Te lezen tekst:
******************************
Home

Hoge Raad, 28-02-2003, AF5114, 37900

Hoge Raad, 28-02-2003, AF5114, 37900

Gegevens

Instantie
Hoge Raad
Datum uitspraak
28 februari 2003
Datum publicatie
6 maart 2003
ECLI
ECLI:NL:HR:2003:AF5114
Zaaknummer
37900

Inhoudsindicatie

-

Uitspraak

Nr. 37.900

28 februari 2003

LB

gewezen op het beroep in cassatie van V.o.f. X te Z tegen de uitspraak van het Gerechtshof te Leeuwarden van 7 december 2001, nr. 177/99, betreffende na te melden naheffingsaanslag in de accijns van overige alcoholhoudende produkten.

1. Naheffingsaanslag, bezwaar en geding voor het Hof

Aan belanghebbende is met dagtekening 28 november 1997 een naheffingsaanslag in de accijns van overige alcoholhoudende produkten opgelegd ten bedrage van ƒ 22.376 aan accijns, met een verhoging van honderd percent, van welke verhoging de Inspecteur bij het vaststellen van de aanslag geen kwijtschelding heeft verleend. Het door belanghebbende daartegen gemaakte bezwaar heeft de Inspecteur niet-ontvankelijk verklaard.

Belanghebbende is tegen die uitspraak in beroep gekomen bij het Hof.

Het Hof heeft de uitspraak van de Inspecteur bevestigd.

De uitspraak van het Hof is aan dit arrest gehecht.

2. Geding in cassatie

Belanghebbende heeft tegen 's Hofs uitspraak beroep in cassatie ingesteld. Het beroepschrift in cassatie is aan dit arrest gehecht en maakt daarvan deel uit.

De Staatssecretaris van Financiën heeft een verweerschrift ingediend.
******************************
Aangeleverd materiaal:
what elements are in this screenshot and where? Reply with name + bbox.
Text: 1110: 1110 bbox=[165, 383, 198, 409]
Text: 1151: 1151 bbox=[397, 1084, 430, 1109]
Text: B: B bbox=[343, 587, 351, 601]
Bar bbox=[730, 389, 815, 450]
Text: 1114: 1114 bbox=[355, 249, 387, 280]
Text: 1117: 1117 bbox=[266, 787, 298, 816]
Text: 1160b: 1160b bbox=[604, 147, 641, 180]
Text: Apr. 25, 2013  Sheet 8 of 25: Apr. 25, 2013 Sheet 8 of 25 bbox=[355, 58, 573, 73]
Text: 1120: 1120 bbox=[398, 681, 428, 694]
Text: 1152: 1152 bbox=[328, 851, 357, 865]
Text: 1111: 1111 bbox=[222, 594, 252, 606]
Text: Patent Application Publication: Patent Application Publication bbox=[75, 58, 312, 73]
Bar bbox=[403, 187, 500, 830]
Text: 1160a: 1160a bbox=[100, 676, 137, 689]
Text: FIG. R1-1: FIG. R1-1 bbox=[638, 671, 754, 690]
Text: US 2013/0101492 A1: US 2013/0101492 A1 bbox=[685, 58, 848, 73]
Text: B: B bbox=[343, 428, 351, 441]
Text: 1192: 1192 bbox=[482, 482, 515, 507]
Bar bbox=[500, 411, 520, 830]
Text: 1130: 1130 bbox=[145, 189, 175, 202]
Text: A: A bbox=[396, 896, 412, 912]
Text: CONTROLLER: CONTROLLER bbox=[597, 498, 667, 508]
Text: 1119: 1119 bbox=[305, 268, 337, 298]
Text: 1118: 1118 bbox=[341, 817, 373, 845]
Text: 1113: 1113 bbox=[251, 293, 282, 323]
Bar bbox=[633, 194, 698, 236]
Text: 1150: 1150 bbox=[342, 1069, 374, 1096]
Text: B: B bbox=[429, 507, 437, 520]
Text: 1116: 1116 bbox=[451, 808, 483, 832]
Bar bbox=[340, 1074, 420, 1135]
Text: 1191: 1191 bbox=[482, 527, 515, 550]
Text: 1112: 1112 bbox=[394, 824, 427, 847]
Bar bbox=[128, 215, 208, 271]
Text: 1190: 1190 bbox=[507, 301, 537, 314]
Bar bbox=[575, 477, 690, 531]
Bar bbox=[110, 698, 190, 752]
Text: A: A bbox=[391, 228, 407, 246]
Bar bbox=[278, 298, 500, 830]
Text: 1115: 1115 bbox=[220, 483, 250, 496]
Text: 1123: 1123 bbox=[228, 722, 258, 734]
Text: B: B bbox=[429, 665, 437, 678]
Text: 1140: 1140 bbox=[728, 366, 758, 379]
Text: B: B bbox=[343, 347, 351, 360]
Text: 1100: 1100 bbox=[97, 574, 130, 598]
******************************
Uit te voeren opdrachten:
**a)** Hoeveel accijns werd volgens de uitspraak van de Hoge Raad met de naheffingsaanslag opgelegd?
**b)** Schrijf het vervolg van de uitspraak van de Hoge Raad over de naheffingsaanslag in de accijns.

Verwachte resultaten:
**a)** ƒ 22.376

**b)**
3. Beoordeling van de klacht

Het Hof heeft geoordeeld dat nadat de Inspecteur de gemachtigde van belanghebbende bij brief van 25 januari 1999 nadere informatie omtrent de naheffingsaanslag had verstrekt, belanghebbende het bezwaar tegen de aanslag had kunnen motiveren. Aan zijn vervolgens gegeven oordeel dat belanghebbende dit heeft nagelaten, heeft het Hof de gevolgtrekking verbonden dat de Inspecteur het bezwaar niet-ontvankelijk mocht verklaren.

Met dit laatste oordeel heeft het Hof evenwel miskend dat de vraag of een belastingplichtige die een bezwaarschrift tegen een aanslag indient, aan de motiveringseis van artikel 6:5 van de Algemene wet bestuursrecht heeft voldaan, moet worden bezien in het licht van de mogelijkheden waarover hij te dien aanzien beschikt na kennisneming van de aanslag en de daarbij vermelde, dan wel binnen een week na de bekendmaking van de aanslag verstrekte, motivering. Indien de indiener, gegeven die mogelijkheden, niet kan worden verweten zijn bezwaar onvoldoende te hebben gemotiveerd, kan een verstrekking nadien door de Inspecteur van nadere gegevens omtrent de aanslag niet meebrengen dat de op de indiener van het bezwaar ingevolge artikel 6:5 van de Algemene wet bestuursrecht rustende motiveringsplicht wordt verzwaard (vgl. Hoge Raad 25 juli 2000, nr. 34990, BNB 2000/333).

's Hofs uitspraak kan derhalve niet in stand blijven. Verwijzing moet volgen.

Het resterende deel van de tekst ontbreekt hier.